**Aufgabenstellung**: Gib aus dem Artikel über den neuen Koranrat den Abschnitt beginnend bei "Weitere muslimbrudernahe Organisation gegründet" und endend bei "hat hier gelebt." erneut wieder und benenne darin "Muslimbruderschaft" in "Muslimbrüder-Bewegung" um.

**Vorgegebener Text**:

━━━━━━━━━━━━━━━━━━━━

Weitere muslimbrudernahe Organisation gegründet

Die Gruppe der europäischen Organisationen, die der Muslimbruderschaft nahestehen oder von ihren Akteuren dominiert werden, ist um ein Mitglied reicher: Vor einiger Zeit wurde der „Europäische Rat für den Heiligen Koran“ (European Council of the Holy Quran, ECHQ) gegründet. Trotz einiger neuer Gesichter scheinen Gründung und Leitung auf einschlägig bekannte Akteure zurückzugehen. Ein Teil von ihnen kommt aus Deutschland oder hat hier gelebt.

Belegbild von der Gründungsveranstaltung des European Council of the Holy Quran, veröffentlicht am 15.05.2022 auf der Facebook-Seite des Council of European Muslims, abgerufen am 31.03.2023

Viele Jahre lang wirkte die muslimbrudernahe Federation of Islamic Organizations in Europe (FIOE) auf europäischer Ebene und initiierte in dieser Zeit etliche Ausgründungen und neue Organisationen. Formal voneinander getrennt wiesen diese Gremien, Ausschüsse und Räte oftmals personelle Überschneidungen auf. Anfang 2020 benannte sich die FIOE in Council of European Muslims (CEM) um. Damit folgte es einer Strategie, die Organisationen aus dem Umfeld der Muslimbruderschaft seit einigen Jahren verfolgen: Erkenntnisse, etwa die von Verfassungsschutzbehörden, über Binnenstruktur, Aktivitäten und Bezüge der Organisationen sollen durch einen Namenswechsel oder die Verlagerung des offiziellen Wirkungsorts erschwert werden.

━━━━━━━━━━━━━━━━━━━━

**Datenauflistung**:
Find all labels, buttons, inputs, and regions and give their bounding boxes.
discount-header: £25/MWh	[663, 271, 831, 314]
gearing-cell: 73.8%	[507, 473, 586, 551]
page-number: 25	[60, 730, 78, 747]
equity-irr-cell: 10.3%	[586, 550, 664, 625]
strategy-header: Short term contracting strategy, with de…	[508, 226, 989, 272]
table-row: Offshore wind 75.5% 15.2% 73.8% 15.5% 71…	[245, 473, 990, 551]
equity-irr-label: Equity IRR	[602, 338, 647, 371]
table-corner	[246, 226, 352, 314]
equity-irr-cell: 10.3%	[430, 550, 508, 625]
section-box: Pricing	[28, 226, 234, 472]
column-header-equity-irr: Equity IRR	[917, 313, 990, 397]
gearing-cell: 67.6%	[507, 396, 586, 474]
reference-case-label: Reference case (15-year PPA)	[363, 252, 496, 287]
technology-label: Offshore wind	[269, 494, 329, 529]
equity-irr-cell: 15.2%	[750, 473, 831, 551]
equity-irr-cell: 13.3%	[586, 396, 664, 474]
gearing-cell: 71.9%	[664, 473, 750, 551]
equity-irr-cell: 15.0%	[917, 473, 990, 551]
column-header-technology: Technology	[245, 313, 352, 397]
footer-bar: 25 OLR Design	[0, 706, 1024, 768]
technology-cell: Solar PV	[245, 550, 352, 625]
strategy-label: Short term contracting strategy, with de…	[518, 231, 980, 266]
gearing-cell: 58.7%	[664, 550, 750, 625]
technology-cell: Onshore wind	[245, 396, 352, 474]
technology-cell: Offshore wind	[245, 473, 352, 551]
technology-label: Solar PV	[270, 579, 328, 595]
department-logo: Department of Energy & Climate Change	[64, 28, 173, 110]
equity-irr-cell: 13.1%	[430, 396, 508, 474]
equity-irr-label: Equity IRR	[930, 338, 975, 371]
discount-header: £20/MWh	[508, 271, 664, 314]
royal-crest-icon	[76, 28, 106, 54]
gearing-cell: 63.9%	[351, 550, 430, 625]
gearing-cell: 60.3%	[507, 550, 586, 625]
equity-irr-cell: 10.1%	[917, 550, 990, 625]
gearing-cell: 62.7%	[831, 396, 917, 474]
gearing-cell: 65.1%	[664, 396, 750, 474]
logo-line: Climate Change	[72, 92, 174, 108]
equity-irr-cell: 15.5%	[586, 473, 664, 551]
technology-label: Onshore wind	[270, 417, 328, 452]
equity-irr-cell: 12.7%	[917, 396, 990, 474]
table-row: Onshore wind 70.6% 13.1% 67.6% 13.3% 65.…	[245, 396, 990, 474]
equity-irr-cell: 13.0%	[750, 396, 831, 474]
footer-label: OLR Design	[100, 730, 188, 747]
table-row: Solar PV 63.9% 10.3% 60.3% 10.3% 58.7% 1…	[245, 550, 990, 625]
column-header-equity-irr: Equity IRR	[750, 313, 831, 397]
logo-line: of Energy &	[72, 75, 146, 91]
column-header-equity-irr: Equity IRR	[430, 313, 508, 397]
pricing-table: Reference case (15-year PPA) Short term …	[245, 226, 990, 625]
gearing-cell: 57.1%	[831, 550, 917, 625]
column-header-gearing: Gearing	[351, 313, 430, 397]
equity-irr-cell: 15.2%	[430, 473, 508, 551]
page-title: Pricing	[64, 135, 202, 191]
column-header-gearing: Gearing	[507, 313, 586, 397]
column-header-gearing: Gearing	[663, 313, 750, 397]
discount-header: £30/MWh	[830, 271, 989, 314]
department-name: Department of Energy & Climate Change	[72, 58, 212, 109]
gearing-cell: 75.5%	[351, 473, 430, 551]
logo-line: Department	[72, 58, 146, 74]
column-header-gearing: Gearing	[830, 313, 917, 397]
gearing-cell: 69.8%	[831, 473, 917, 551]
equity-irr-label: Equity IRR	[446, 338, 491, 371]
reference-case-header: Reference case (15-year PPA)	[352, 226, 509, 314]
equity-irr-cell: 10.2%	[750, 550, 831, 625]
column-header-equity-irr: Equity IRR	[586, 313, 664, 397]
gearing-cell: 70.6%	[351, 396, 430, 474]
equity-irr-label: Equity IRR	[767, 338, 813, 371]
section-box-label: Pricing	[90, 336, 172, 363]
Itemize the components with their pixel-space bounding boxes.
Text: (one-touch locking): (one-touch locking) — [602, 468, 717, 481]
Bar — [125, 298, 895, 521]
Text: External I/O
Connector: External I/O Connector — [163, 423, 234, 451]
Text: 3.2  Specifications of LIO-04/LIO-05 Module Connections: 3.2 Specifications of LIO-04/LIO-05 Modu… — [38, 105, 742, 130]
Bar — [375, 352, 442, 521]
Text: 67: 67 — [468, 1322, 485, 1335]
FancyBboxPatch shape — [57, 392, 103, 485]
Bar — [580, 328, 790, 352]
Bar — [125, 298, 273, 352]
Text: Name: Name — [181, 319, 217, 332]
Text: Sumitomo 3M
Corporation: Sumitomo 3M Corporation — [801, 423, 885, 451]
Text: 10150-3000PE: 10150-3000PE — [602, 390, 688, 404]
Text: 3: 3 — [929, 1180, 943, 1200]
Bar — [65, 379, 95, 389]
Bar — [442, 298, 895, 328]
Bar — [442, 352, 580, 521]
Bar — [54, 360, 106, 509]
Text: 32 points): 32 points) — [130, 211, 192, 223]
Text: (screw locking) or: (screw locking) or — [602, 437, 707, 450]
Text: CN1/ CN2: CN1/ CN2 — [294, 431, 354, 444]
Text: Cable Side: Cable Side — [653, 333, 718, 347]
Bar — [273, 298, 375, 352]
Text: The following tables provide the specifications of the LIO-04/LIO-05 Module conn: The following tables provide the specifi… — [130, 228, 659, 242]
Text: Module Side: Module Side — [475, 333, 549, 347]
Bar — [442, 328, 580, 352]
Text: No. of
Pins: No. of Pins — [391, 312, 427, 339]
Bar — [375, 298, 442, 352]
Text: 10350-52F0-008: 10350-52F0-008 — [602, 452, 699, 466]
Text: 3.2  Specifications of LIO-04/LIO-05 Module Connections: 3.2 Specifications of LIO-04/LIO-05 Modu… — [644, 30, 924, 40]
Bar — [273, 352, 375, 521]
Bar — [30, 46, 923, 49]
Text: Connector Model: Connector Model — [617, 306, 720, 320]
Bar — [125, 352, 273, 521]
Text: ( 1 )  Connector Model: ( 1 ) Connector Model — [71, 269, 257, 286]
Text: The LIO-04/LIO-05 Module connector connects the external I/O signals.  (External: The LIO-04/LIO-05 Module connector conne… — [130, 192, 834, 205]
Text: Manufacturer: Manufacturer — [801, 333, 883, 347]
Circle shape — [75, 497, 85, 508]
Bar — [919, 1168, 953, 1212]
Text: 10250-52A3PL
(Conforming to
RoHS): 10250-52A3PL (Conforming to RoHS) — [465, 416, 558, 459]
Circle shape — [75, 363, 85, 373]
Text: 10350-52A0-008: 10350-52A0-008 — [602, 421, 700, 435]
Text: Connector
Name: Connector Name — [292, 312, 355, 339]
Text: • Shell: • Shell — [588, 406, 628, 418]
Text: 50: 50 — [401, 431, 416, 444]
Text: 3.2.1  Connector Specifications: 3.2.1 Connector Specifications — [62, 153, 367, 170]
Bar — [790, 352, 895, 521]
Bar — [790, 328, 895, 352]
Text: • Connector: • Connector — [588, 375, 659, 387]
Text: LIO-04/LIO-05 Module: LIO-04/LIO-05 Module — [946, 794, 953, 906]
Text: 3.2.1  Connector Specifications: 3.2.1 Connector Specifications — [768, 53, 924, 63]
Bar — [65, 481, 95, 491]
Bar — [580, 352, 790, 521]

━━━━━━━━━━━━━━━━━━━━

**Vollständige Lösung**:
Weitere muslimbrudernahe Organisation gegründet

Die Gruppe der europäischen Organisationen, die der Muslimbrüder-Bewegung nahestehen oder von ihren Akteuren dominiert werden, ist um ein Mitglied reicher: Vor einiger Zeit wurde der „Europäische Rat für den Heiligen Koran“ (European Council of the Holy Quran, ECHQ) gegründet. Trotz einiger neuer Gesichter scheinen Gründung und Leitung auf einschlägig bekannte Akteure zurückzugehen. Ein Teil von ihnen kommt aus Deutschland oder hat hier gelebt.